## What to do
In the entries below, find the lines that contain the word "true" and copy them.

## Records provided

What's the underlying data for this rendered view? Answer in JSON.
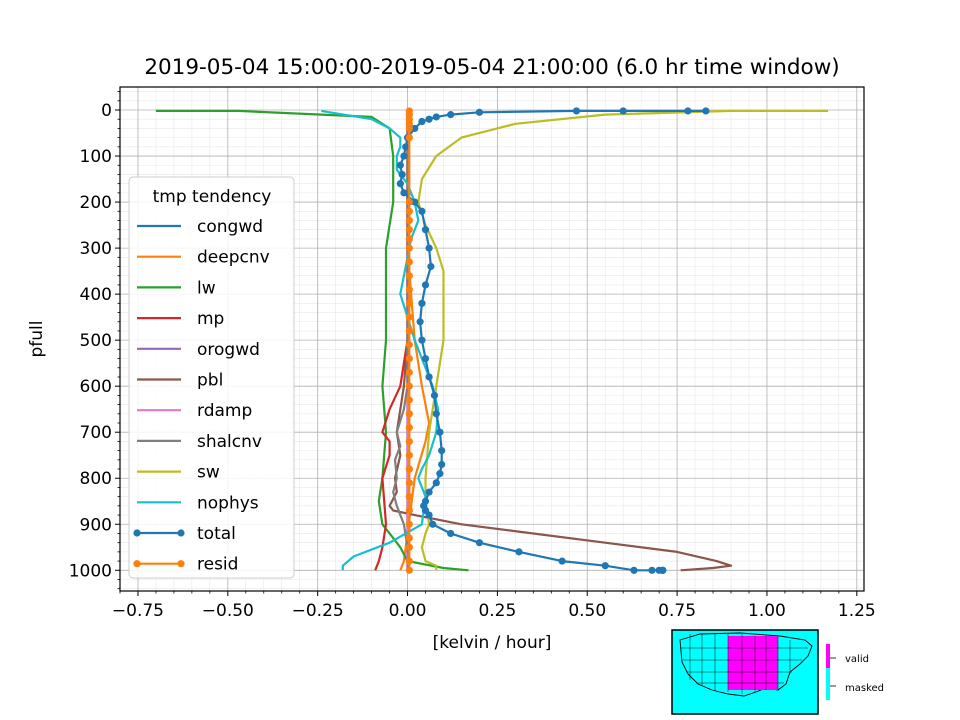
{
  "chart_data": {
    "type": "line",
    "title": "2019-05-04 15:00:00-2019-05-04 21:00:00 (6.0 hr time window)",
    "xlabel": "[kelvin / hour]",
    "ylabel": "pfull",
    "xlim": [
      -0.8,
      1.27
    ],
    "ylim": [
      1045,
      -50
    ],
    "y_inverted": true,
    "grid": true,
    "x_ticks": [
      -0.75,
      -0.5,
      -0.25,
      0.0,
      0.25,
      0.5,
      0.75,
      1.0,
      1.25
    ],
    "x_tick_labels": [
      "−0.75",
      "−0.50",
      "−0.25",
      "0.00",
      "0.25",
      "0.50",
      "0.75",
      "1.00",
      "1.25"
    ],
    "y_ticks": [
      0,
      100,
      200,
      300,
      400,
      500,
      600,
      700,
      800,
      900,
      1000
    ],
    "y_tick_labels": [
      "0",
      "100",
      "200",
      "300",
      "400",
      "500",
      "600",
      "700",
      "800",
      "900",
      "1000"
    ],
    "legend": {
      "title": "tmp tendency",
      "placement": "center-left",
      "labels": [
        "congwd",
        "deepcnv",
        "lw",
        "mp",
        "orogwd",
        "pbl",
        "rdamp",
        "shalcnv",
        "sw",
        "nophys",
        "total",
        "resid"
      ]
    },
    "series": [
      {
        "name": "congwd",
        "color": "#1f77b4",
        "marker": false,
        "x": [
          0,
          0,
          0,
          0,
          0,
          0,
          0,
          0,
          0,
          0,
          0,
          0,
          0
        ],
        "y": [
          2,
          50,
          100,
          200,
          300,
          400,
          500,
          600,
          700,
          800,
          900,
          950,
          1000
        ]
      },
      {
        "name": "deepcnv",
        "color": "#ff7f0e",
        "marker": false,
        "x": [
          0,
          0,
          0,
          0,
          0,
          0.01,
          0.02,
          0.04,
          0.06,
          0.05,
          0.02,
          0.01,
          0,
          -0.01,
          -0.02
        ],
        "y": [
          2,
          50,
          100,
          200,
          300,
          400,
          500,
          600,
          680,
          720,
          800,
          860,
          920,
          980,
          1000
        ]
      },
      {
        "name": "lw",
        "color": "#2ca02c",
        "marker": false,
        "x": [
          -0.7,
          -0.47,
          -0.1,
          -0.05,
          -0.04,
          -0.04,
          -0.05,
          -0.06,
          -0.06,
          -0.06,
          -0.065,
          -0.07,
          -0.065,
          -0.06,
          -0.065,
          -0.07,
          -0.08,
          -0.07,
          -0.04,
          -0.02,
          0,
          0.1,
          0.17
        ],
        "y": [
          2,
          2,
          15,
          40,
          100,
          200,
          250,
          300,
          400,
          500,
          550,
          600,
          650,
          700,
          750,
          800,
          850,
          900,
          930,
          950,
          980,
          995,
          1000
        ]
      },
      {
        "name": "mp",
        "color": "#d62728",
        "marker": false,
        "x": [
          0,
          0,
          0,
          0,
          0,
          0,
          -0.01,
          -0.02,
          -0.05,
          -0.07,
          -0.05,
          -0.05,
          -0.07,
          -0.065,
          -0.06,
          -0.07,
          -0.08,
          -0.09
        ],
        "y": [
          2,
          100,
          200,
          300,
          400,
          500,
          550,
          600,
          650,
          700,
          720,
          750,
          800,
          850,
          900,
          950,
          980,
          1000
        ]
      },
      {
        "name": "orogwd",
        "color": "#9467bd",
        "marker": false,
        "x": [
          0,
          0,
          0,
          0,
          0,
          0,
          0,
          0
        ],
        "y": [
          2,
          200,
          400,
          600,
          800,
          900,
          950,
          1000
        ]
      },
      {
        "name": "pbl",
        "color": "#8c564b",
        "marker": false,
        "x": [
          0,
          0,
          0,
          0,
          0,
          -0.01,
          -0.03,
          -0.02,
          -0.035,
          -0.03,
          -0.05,
          -0.04,
          0.02,
          0.15,
          0.35,
          0.55,
          0.75,
          0.86,
          0.9,
          0.85,
          0.76
        ],
        "y": [
          2,
          100,
          200,
          400,
          500,
          600,
          700,
          750,
          800,
          830,
          860,
          870,
          880,
          900,
          920,
          940,
          960,
          980,
          990,
          995,
          1000
        ]
      },
      {
        "name": "rdamp",
        "color": "#e377c2",
        "marker": false,
        "x": [
          0,
          0,
          0,
          0
        ],
        "y": [
          2,
          300,
          700,
          1000
        ]
      },
      {
        "name": "shalcnv",
        "color": "#7f7f7f",
        "marker": false,
        "x": [
          0,
          0,
          0,
          0,
          0,
          -0.01,
          -0.03,
          -0.02,
          -0.035,
          -0.03,
          -0.04,
          -0.03,
          -0.01,
          0,
          0.005,
          0
        ],
        "y": [
          2,
          200,
          400,
          500,
          600,
          650,
          700,
          730,
          760,
          800,
          830,
          860,
          900,
          950,
          980,
          1000
        ]
      },
      {
        "name": "sw",
        "color": "#bcbd22",
        "marker": false,
        "x": [
          1.17,
          0.9,
          0.55,
          0.3,
          0.15,
          0.08,
          0.04,
          0.03,
          0.05,
          0.08,
          0.1,
          0.1,
          0.1,
          0.09,
          0.08,
          0.07,
          0.06,
          0.055,
          0.05,
          0.05,
          0.06,
          0.05,
          0.04,
          0.05,
          0.08,
          0.08
        ],
        "y": [
          2,
          2,
          10,
          30,
          60,
          100,
          150,
          200,
          250,
          300,
          350,
          400,
          500,
          550,
          600,
          650,
          700,
          750,
          800,
          850,
          900,
          920,
          950,
          980,
          990,
          1000
        ]
      },
      {
        "name": "nophys",
        "color": "#17becf",
        "marker": false,
        "x": [
          -0.24,
          -0.1,
          -0.05,
          -0.02,
          -0.02,
          -0.03,
          -0.03,
          0,
          0.02,
          0.03,
          0.01,
          0,
          -0.01,
          -0.02,
          0,
          0.02,
          0.05,
          0.07,
          0.085,
          0.08,
          0.06,
          0.04,
          0.03,
          0.05,
          0.04,
          -0.05,
          -0.15,
          -0.18,
          -0.18
        ],
        "y": [
          2,
          20,
          40,
          60,
          80,
          100,
          130,
          160,
          200,
          240,
          280,
          320,
          360,
          400,
          450,
          500,
          560,
          600,
          650,
          700,
          750,
          780,
          800,
          840,
          900,
          940,
          970,
          990,
          1000
        ]
      },
      {
        "name": "total",
        "color": "#1f77b4",
        "marker": true,
        "x": [
          0.83,
          0.78,
          0.6,
          0.47,
          0.2,
          0.12,
          0.08,
          0.06,
          0.04,
          0.02,
          0,
          -0.005,
          -0.01,
          -0.02,
          -0.015,
          -0.02,
          -0.01,
          0.02,
          0.04,
          0.05,
          0.06,
          0.065,
          0.05,
          0.04,
          0.035,
          0.04,
          0.05,
          0.06,
          0.075,
          0.08,
          0.09,
          0.095,
          0.095,
          0.09,
          0.08,
          0.06,
          0.05,
          0.045,
          0.05,
          0.06,
          0.07,
          0.12,
          0.2,
          0.31,
          0.43,
          0.55,
          0.63,
          0.68,
          0.7,
          0.71,
          0.71,
          0.71
        ],
        "y": [
          2,
          2,
          2,
          2,
          5,
          10,
          15,
          20,
          25,
          40,
          60,
          80,
          100,
          120,
          140,
          160,
          180,
          200,
          220,
          260,
          300,
          340,
          380,
          420,
          460,
          500,
          540,
          580,
          620,
          660,
          700,
          740,
          770,
          790,
          810,
          830,
          850,
          860,
          870,
          880,
          900,
          920,
          940,
          960,
          980,
          990,
          1000,
          1000,
          1000,
          1000,
          1000,
          1000
        ]
      },
      {
        "name": "resid",
        "color": "#ff7f0e",
        "marker": true,
        "x": [
          0.005,
          0.005,
          0.005,
          0.005,
          0.005,
          0.005,
          0.005,
          0.005,
          0.005,
          0.005,
          0.005,
          0.005,
          0.005,
          0.005,
          0.005,
          0.005,
          0.005,
          0.005,
          0.005,
          0.005,
          0.005,
          0.005,
          0.005,
          0.005,
          0.005,
          0.005,
          0.005,
          0.005,
          0.005,
          0.005,
          0.005,
          0.005,
          0.005,
          0.005,
          0.005,
          0.005
        ],
        "y": [
          2,
          10,
          20,
          30,
          40,
          60,
          200,
          220,
          240,
          260,
          280,
          300,
          330,
          360,
          390,
          420,
          450,
          480,
          510,
          540,
          570,
          600,
          630,
          660,
          690,
          720,
          750,
          780,
          810,
          840,
          870,
          900,
          930,
          950,
          980,
          1000
        ]
      }
    ]
  },
  "inset_map": {
    "legend": {
      "valid_label": "valid",
      "masked_label": "masked"
    },
    "colors": {
      "valid": "#ff00ff",
      "masked": "#00ffff"
    }
  }
}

## Expected answer
    "y_inverted": true,
    "grid": true,
        "marker": true,
        "marker": true,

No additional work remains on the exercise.